- [THE TASK]
Copy every line of these items out again without any changes.

(Stored dataset items)
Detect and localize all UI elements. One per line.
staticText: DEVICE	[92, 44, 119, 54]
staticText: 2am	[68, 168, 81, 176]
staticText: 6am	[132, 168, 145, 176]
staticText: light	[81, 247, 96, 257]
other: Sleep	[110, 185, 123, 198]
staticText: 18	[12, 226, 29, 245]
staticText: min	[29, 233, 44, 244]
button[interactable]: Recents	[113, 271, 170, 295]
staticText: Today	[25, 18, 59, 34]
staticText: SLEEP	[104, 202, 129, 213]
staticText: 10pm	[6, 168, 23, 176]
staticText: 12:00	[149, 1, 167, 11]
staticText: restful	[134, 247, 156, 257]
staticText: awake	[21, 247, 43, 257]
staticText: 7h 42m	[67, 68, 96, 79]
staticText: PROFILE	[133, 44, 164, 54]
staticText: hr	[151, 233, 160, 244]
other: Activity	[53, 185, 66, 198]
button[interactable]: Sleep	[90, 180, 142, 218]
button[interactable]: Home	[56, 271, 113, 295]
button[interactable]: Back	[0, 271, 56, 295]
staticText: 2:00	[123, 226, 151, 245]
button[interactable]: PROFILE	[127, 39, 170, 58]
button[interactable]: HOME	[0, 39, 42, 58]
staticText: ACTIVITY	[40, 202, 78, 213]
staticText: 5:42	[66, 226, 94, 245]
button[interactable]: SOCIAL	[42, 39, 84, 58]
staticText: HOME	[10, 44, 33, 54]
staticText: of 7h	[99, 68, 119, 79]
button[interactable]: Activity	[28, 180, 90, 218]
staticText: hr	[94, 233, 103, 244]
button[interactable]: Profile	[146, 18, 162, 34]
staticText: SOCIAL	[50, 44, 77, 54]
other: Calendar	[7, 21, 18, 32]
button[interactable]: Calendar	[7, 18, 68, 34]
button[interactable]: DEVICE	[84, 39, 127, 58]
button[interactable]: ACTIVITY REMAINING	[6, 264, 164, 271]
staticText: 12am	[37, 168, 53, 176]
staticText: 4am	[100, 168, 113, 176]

- [RIGHT ANSWER]
Detect and localize all UI elements. One per line.
staticText: DEVICE	[92, 44, 119, 54]
staticText: 2am	[68, 168, 81, 176]
staticText: 6am	[132, 168, 145, 176]
staticText: light	[81, 247, 96, 257]
other: Sleep	[110, 185, 123, 198]
staticText: 18	[12, 226, 29, 245]
staticText: min	[29, 233, 44, 244]
button[interactable]: Recents	[113, 271, 170, 295]
staticText: Today	[25, 18, 59, 34]
staticText: SLEEP	[104, 202, 129, 213]
staticText: 10pm	[6, 168, 23, 176]
staticText: 12:00	[149, 1, 167, 11]
staticText: restful	[134, 247, 156, 257]
staticText: awake	[21, 247, 43, 257]
staticText: 7h 42m	[67, 68, 96, 79]
staticText: PROFILE	[133, 44, 164, 54]
staticText: hr	[151, 233, 160, 244]
other: Activity	[53, 185, 66, 198]
button[interactable]: Sleep	[90, 180, 142, 218]
button[interactable]: Home	[56, 271, 113, 295]
button[interactable]: Back	[0, 271, 56, 295]
staticText: 2:00	[123, 226, 151, 245]
button[interactable]: PROFILE	[127, 39, 170, 58]
button[interactable]: HOME	[0, 39, 42, 58]
staticText: ACTIVITY	[40, 202, 78, 213]
staticText: 5:42	[66, 226, 94, 245]
button[interactable]: SOCIAL	[42, 39, 84, 58]
staticText: HOME	[10, 44, 33, 54]
staticText: of 7h	[99, 68, 119, 79]
button[interactable]: Activity	[28, 180, 90, 218]
staticText: hr	[94, 233, 103, 244]
button[interactable]: Profile	[146, 18, 162, 34]
staticText: SOCIAL	[50, 44, 77, 54]
other: Calendar	[7, 21, 18, 32]
button[interactable]: Calendar	[7, 18, 68, 34]
button[interactable]: DEVICE	[84, 39, 127, 58]
button[interactable]: ACTIVITY REMAINING	[6, 264, 164, 271]
staticText: 12am	[37, 168, 53, 176]
staticText: 4am	[100, 168, 113, 176]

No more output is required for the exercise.